> [To do] Can you transcribe the data exactly? Leave the pictures out.

> [Records for this task]
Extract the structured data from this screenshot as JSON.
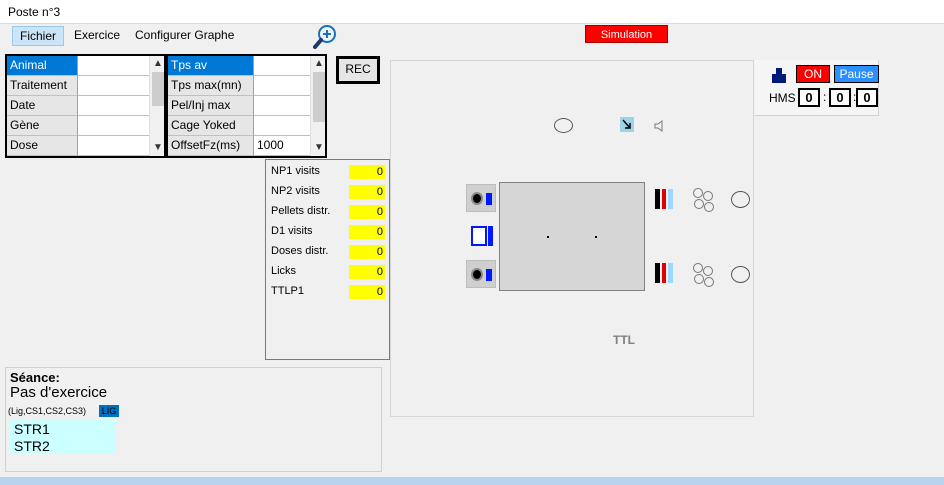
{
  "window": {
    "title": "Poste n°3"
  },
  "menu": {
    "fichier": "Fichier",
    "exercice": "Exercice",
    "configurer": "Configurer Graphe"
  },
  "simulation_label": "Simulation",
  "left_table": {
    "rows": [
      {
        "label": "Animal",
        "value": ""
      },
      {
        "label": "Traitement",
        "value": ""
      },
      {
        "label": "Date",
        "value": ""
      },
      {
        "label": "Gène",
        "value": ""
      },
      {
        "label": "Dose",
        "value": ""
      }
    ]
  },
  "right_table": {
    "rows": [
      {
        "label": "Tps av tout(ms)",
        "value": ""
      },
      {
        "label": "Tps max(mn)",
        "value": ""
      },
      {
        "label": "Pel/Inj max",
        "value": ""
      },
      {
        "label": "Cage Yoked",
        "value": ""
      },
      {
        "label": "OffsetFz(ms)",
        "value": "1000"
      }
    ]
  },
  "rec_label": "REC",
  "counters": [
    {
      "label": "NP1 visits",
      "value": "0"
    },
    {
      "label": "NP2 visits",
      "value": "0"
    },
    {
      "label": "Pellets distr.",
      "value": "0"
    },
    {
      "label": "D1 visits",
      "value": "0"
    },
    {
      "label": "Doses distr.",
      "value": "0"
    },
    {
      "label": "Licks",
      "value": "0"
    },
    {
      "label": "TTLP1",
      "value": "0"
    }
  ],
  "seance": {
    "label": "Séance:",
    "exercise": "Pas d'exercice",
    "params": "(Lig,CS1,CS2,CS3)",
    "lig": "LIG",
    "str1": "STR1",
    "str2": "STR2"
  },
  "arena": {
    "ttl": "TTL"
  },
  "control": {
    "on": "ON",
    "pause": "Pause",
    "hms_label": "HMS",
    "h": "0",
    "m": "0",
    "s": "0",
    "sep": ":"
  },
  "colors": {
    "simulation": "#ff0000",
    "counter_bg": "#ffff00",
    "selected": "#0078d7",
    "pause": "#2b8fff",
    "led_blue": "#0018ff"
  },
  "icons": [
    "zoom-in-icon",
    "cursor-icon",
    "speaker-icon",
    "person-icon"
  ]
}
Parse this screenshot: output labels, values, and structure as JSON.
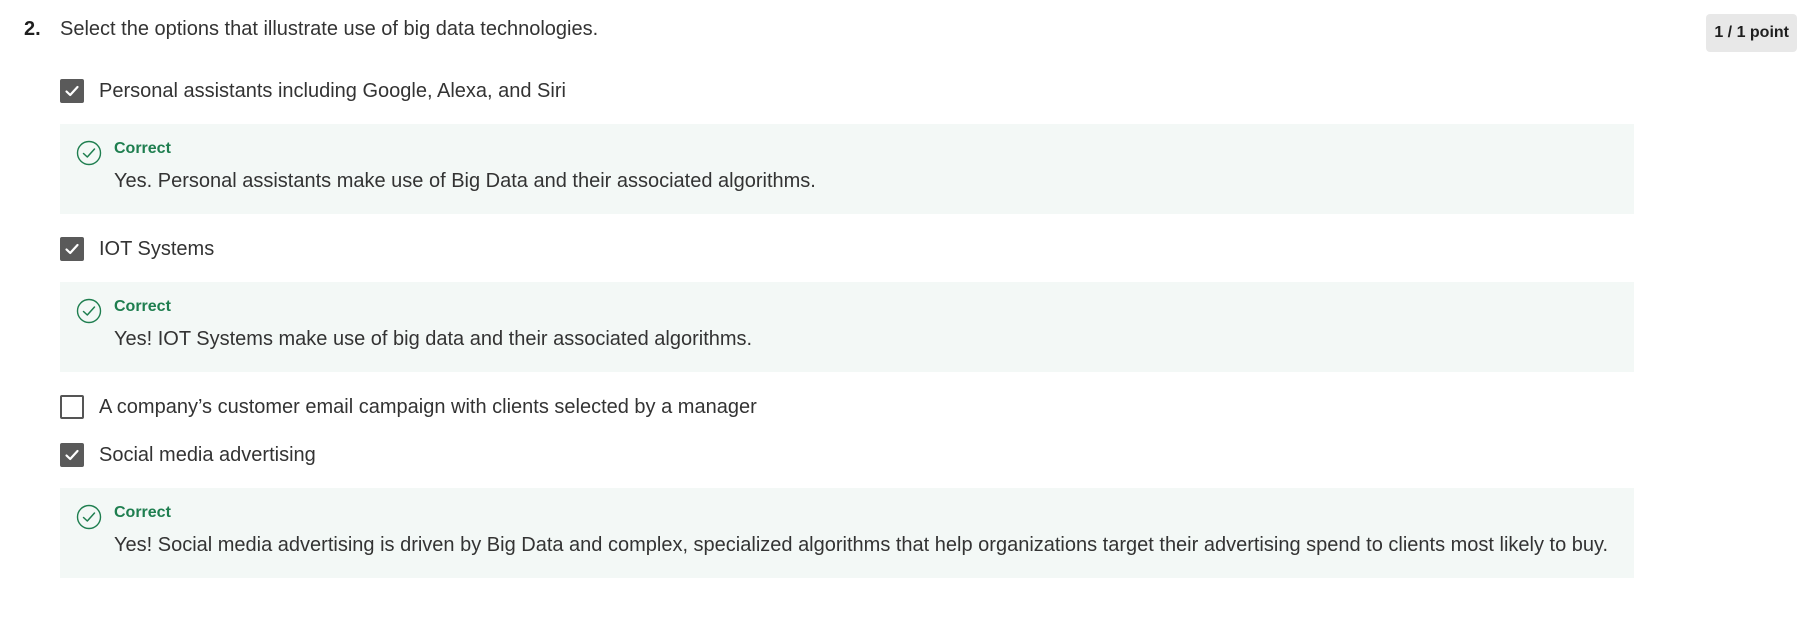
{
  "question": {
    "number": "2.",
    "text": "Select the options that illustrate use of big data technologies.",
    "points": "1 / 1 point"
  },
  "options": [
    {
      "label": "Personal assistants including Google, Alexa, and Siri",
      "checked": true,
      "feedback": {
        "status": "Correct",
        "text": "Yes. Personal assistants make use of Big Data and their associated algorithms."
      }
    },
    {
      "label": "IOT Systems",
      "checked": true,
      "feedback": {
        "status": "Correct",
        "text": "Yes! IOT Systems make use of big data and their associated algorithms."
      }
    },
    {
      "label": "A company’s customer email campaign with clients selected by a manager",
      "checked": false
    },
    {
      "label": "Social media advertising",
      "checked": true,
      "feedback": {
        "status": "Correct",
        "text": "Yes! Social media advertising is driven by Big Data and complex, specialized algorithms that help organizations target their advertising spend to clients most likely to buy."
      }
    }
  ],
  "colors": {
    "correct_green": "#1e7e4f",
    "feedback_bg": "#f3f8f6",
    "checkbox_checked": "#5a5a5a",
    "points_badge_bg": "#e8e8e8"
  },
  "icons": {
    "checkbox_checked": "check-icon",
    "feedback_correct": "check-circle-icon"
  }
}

> [Output of the exercise]
Extract the structured data from this screenshot as JSON.
{
  "window": {
    "title": "Poste n°3"
  },
  "menu": {
    "fichier": "Fichier",
    "exercice": "Exercice",
    "configurer": "Configurer Graphe"
  },
  "simulation_label": "Simulation",
  "left_table": {
    "rows": [
      {
        "label": "Animal",
        "value": ""
      },
      {
        "label": "Traitement",
        "value": ""
      },
      {
        "label": "Date",
        "value": ""
      },
      {
        "label": "Gène",
        "value": ""
      },
      {
        "label": "Dose",
        "value": ""
      }
    ]
  },
  "right_table": {
    "rows": [
      {
        "label": "Tps av tout(ms)",
        "value": ""
      },
      {
        "label": "Tps max(mn)",
        "value": ""
      },
      {
        "label": "Pel/Inj max",
        "value": ""
      },
      {
        "label": "Cage Yoked",
        "value": ""
      },
      {
        "label": "OffsetFz(ms)",
        "value": "1000"
      }
    ]
  },
  "rec_label": "REC",
  "counters": [
    {
      "label": "NP1 visits",
      "value": "0"
    },
    {
      "label": "NP2 visits",
      "value": "0"
    },
    {
      "label": "Pellets distr.",
      "value": "0"
    },
    {
      "label": "D1 visits",
      "value": "0"
    },
    {
      "label": "Doses distr.",
      "value": "0"
    },
    {
      "label": "Licks",
      "value": "0"
    },
    {
      "label": "TTLP1",
      "value": "0"
    }
  ],
  "seance": {
    "label": "Séance:",
    "exercise": "Pas d'exercice",
    "params": "(Lig,CS1,CS2,CS3)",
    "lig": "LIG",
    "str1": "STR1",
    "str2": "STR2"
  },
  "arena": {
    "ttl": "TTL"
  },
  "control": {
    "on": "ON",
    "pause": "Pause",
    "hms_label": "HMS",
    "h": "0",
    "m": "0",
    "s": "0",
    "sep": ":"
  },
  "colors": {
    "simulation": "#ff0000",
    "counter_bg": "#ffff00",
    "selected": "#0078d7",
    "pause": "#2b8fff",
    "led_blue": "#0018ff"
  },
  "icons": [
    "zoom-in-icon",
    "cursor-icon",
    "speaker-icon",
    "person-icon"
  ]
}
Parse this screenshot: output labels, values, and structure as JSON.
{
  "question": {
    "number": "2.",
    "text": "Select the options that illustrate use of big data technologies.",
    "points": "1 / 1 point"
  },
  "options": [
    {
      "label": "Personal assistants including Google, Alexa, and Siri",
      "checked": true,
      "feedback": {
        "status": "Correct",
        "text": "Yes. Personal assistants make use of Big Data and their associated algorithms."
      }
    },
    {
      "label": "IOT Systems",
      "checked": true,
      "feedback": {
        "status": "Correct",
        "text": "Yes! IOT Systems make use of big data and their associated algorithms."
      }
    },
    {
      "label": "A company’s customer email campaign with clients selected by a manager",
      "checked": false
    },
    {
      "label": "Social media advertising",
      "checked": true,
      "feedback": {
        "status": "Correct",
        "text": "Yes! Social media advertising is driven by Big Data and complex, specialized algorithms that help organizations target their advertising spend to clients most likely to buy."
      }
    }
  ],
  "colors": {
    "correct_green": "#1e7e4f",
    "feedback_bg": "#f3f8f6",
    "checkbox_checked": "#5a5a5a",
    "points_badge_bg": "#e8e8e8"
  },
  "icons": {
    "checkbox_checked": "check-icon",
    "feedback_correct": "check-circle-icon"
  }
}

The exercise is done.